> Objective
Isolate every line in the data with the string "Construction" and copy it.

> Rows from a figure dataset
[Start]
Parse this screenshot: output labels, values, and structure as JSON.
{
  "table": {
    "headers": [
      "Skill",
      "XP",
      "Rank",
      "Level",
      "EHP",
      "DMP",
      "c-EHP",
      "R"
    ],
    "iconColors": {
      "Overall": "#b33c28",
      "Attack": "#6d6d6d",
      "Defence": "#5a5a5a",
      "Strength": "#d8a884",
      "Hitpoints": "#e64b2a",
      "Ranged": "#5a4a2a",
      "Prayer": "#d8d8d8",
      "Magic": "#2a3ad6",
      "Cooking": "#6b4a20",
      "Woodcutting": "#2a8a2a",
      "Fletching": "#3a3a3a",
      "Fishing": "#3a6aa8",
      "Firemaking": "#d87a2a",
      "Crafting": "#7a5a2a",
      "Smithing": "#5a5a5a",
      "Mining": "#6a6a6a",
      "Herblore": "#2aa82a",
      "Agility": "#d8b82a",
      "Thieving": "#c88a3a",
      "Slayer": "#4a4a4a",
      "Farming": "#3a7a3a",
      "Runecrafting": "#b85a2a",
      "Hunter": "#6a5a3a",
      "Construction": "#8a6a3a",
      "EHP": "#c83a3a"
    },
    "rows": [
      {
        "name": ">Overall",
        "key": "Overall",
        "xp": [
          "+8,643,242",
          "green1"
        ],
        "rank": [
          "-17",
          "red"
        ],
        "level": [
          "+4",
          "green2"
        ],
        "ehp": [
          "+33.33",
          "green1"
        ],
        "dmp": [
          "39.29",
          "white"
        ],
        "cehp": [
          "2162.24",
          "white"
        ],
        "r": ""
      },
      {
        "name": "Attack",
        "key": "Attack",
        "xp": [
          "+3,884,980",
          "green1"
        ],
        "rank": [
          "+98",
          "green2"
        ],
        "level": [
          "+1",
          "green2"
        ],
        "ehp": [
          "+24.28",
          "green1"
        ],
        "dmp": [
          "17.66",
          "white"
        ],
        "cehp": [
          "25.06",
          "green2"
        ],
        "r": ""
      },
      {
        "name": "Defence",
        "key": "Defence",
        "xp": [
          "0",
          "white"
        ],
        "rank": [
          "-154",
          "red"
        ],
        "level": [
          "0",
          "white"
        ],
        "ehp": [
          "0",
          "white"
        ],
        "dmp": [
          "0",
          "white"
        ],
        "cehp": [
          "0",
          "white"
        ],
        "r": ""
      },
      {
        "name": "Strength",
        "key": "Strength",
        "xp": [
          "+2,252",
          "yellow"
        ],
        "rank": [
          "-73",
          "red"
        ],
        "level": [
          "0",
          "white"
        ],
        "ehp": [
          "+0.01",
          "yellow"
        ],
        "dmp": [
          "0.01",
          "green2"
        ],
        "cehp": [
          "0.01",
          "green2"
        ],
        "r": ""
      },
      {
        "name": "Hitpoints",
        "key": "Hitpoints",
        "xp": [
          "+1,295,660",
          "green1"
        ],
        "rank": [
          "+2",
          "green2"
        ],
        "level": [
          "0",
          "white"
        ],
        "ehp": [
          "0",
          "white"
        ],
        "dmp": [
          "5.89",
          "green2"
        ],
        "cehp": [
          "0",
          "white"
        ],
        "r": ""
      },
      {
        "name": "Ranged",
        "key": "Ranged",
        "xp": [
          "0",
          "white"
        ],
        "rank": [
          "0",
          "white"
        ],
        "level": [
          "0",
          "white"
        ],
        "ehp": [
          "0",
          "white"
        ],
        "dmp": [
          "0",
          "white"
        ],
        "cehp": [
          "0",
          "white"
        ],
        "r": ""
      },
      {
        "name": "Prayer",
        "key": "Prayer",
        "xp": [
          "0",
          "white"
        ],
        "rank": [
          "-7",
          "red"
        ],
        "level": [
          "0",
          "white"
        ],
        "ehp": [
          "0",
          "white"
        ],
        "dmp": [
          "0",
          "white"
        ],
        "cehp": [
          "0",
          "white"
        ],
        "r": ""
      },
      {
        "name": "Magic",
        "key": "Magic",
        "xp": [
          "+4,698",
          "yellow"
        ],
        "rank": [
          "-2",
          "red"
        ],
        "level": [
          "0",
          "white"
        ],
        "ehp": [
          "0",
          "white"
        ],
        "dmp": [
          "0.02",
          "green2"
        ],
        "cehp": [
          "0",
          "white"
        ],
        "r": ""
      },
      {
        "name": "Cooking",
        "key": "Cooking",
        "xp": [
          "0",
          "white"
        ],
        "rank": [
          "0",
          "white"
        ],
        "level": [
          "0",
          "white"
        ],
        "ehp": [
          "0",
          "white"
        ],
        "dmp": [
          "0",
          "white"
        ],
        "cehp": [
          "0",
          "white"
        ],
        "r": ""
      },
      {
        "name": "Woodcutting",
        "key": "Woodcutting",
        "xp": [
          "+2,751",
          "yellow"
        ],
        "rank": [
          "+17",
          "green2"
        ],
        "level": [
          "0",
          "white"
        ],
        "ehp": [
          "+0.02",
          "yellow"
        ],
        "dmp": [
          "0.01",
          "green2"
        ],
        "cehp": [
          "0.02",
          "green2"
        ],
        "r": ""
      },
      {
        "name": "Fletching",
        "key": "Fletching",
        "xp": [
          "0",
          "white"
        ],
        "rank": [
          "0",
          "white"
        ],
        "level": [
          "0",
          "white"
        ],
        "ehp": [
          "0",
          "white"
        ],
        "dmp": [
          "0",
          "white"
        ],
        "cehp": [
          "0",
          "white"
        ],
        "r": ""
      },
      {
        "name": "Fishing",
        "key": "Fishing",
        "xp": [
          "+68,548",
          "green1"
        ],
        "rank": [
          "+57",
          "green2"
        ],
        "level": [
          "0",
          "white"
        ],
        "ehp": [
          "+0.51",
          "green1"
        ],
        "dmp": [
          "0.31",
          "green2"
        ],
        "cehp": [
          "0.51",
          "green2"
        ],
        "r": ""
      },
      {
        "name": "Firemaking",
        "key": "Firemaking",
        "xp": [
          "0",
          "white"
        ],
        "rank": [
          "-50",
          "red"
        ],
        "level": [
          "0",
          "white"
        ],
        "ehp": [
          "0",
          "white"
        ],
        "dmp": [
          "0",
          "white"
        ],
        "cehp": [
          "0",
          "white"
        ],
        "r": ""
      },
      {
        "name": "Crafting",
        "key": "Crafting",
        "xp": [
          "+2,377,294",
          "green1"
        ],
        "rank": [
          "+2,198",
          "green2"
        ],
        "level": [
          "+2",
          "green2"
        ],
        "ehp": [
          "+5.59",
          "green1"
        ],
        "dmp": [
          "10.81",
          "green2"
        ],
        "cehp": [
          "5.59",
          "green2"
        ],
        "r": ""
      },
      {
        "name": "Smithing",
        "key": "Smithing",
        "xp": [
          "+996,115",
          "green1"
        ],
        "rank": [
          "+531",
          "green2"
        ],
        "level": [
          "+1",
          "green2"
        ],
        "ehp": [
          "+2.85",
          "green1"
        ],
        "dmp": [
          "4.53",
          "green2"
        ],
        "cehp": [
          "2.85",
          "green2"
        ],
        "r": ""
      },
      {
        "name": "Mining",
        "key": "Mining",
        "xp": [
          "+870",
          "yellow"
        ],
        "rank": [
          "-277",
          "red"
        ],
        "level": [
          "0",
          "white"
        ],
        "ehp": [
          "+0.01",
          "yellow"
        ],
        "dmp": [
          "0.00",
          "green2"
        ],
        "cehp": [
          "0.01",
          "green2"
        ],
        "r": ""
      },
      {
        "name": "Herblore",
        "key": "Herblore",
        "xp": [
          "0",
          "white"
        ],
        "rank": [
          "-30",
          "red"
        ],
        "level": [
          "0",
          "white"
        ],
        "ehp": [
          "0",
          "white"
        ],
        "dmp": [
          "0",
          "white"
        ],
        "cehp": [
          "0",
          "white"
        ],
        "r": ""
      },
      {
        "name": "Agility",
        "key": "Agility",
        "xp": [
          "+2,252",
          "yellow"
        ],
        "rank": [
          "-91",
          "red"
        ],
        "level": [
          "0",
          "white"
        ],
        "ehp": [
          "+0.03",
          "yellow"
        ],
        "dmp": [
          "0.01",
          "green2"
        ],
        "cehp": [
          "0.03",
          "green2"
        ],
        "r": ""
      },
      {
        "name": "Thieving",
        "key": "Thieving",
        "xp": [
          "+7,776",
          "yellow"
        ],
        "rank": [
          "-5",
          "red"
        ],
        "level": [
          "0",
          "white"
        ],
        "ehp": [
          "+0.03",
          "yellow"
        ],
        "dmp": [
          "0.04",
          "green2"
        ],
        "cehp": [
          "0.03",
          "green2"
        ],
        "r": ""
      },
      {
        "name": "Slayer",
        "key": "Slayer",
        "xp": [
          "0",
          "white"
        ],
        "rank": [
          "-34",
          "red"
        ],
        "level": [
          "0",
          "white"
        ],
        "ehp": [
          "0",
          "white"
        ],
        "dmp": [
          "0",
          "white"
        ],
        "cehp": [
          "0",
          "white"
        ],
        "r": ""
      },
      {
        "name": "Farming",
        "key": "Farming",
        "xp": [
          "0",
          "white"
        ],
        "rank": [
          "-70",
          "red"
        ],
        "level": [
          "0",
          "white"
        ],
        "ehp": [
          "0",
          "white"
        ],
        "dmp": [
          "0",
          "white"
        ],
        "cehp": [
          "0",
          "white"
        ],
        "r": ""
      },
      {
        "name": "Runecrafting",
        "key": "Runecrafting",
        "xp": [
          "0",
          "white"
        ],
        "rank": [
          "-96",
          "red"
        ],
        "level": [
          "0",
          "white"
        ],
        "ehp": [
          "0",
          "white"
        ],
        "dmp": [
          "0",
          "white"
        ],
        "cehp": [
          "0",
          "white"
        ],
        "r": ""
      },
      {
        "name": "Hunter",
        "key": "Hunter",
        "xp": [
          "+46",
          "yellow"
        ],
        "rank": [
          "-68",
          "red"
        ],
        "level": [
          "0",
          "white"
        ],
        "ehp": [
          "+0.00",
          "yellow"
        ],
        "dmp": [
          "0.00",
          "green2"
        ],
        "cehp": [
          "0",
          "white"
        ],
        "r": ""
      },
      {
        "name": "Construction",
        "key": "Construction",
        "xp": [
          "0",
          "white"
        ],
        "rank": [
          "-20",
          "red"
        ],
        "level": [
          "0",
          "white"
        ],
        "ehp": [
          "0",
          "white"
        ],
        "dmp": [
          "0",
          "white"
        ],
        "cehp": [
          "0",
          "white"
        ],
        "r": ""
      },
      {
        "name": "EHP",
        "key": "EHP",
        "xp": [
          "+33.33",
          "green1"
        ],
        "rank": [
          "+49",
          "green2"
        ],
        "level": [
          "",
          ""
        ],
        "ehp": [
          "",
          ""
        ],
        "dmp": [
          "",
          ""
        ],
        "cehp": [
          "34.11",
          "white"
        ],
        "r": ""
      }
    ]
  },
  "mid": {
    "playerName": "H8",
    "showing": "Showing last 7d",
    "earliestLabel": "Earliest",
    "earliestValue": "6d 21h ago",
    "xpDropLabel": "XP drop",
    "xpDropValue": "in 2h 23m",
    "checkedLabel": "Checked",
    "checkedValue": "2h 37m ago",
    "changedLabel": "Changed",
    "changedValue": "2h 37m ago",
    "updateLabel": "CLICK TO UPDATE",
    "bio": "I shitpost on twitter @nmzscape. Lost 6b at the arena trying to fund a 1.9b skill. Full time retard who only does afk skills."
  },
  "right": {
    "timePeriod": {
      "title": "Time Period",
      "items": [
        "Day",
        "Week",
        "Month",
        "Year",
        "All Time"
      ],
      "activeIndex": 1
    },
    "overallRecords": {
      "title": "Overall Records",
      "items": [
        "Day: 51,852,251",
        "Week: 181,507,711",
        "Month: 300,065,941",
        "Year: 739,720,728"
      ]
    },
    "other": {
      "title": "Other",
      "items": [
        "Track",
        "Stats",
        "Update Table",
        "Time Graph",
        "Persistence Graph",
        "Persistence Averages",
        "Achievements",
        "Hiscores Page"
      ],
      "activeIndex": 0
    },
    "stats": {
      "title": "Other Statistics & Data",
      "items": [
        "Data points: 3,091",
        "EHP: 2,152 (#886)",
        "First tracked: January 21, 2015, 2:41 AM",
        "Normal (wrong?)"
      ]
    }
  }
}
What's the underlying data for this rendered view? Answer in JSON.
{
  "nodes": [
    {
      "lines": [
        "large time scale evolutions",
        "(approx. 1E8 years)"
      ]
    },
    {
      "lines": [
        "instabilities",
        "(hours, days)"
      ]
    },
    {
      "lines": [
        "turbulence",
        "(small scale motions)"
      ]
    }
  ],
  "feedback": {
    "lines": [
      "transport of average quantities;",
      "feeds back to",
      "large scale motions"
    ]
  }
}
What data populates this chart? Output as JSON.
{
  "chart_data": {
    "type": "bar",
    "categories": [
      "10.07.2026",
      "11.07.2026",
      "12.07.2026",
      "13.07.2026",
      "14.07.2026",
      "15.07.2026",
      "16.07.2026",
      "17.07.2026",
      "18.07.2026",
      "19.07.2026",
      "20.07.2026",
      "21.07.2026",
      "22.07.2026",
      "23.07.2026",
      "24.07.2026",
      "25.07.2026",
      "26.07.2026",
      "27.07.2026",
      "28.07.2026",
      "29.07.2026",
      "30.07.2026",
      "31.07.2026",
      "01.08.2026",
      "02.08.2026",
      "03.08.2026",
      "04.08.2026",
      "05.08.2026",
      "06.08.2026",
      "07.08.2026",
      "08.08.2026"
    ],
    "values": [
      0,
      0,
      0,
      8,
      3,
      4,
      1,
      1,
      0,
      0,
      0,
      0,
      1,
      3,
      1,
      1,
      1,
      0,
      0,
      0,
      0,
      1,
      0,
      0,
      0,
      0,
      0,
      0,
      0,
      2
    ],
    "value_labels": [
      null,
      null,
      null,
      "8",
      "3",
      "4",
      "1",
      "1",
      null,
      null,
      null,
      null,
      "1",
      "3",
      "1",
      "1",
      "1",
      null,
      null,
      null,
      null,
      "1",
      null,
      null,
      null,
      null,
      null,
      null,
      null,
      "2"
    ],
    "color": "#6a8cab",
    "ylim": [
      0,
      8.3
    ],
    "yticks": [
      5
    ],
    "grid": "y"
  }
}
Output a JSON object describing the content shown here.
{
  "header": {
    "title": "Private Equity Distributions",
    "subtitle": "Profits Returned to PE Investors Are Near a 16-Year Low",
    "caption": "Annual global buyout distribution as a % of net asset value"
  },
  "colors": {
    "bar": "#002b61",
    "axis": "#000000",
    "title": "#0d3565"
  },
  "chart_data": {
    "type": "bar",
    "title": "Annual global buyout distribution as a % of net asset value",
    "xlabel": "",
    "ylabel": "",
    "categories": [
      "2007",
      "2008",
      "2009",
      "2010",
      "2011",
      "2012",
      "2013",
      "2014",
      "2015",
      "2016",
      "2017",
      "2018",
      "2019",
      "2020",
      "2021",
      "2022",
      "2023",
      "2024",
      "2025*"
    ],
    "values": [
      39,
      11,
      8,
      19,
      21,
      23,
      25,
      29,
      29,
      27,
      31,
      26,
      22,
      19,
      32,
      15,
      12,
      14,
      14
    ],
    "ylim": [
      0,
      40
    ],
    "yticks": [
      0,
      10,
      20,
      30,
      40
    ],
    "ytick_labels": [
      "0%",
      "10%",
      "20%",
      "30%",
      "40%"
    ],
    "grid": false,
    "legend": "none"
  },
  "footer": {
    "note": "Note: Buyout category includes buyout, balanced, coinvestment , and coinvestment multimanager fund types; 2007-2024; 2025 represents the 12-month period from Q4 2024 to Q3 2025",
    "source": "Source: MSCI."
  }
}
[End]
> Answer to this exercise
      "Construction": "#8a6a3a",
        "name": "Construction",
        "key": "Construction",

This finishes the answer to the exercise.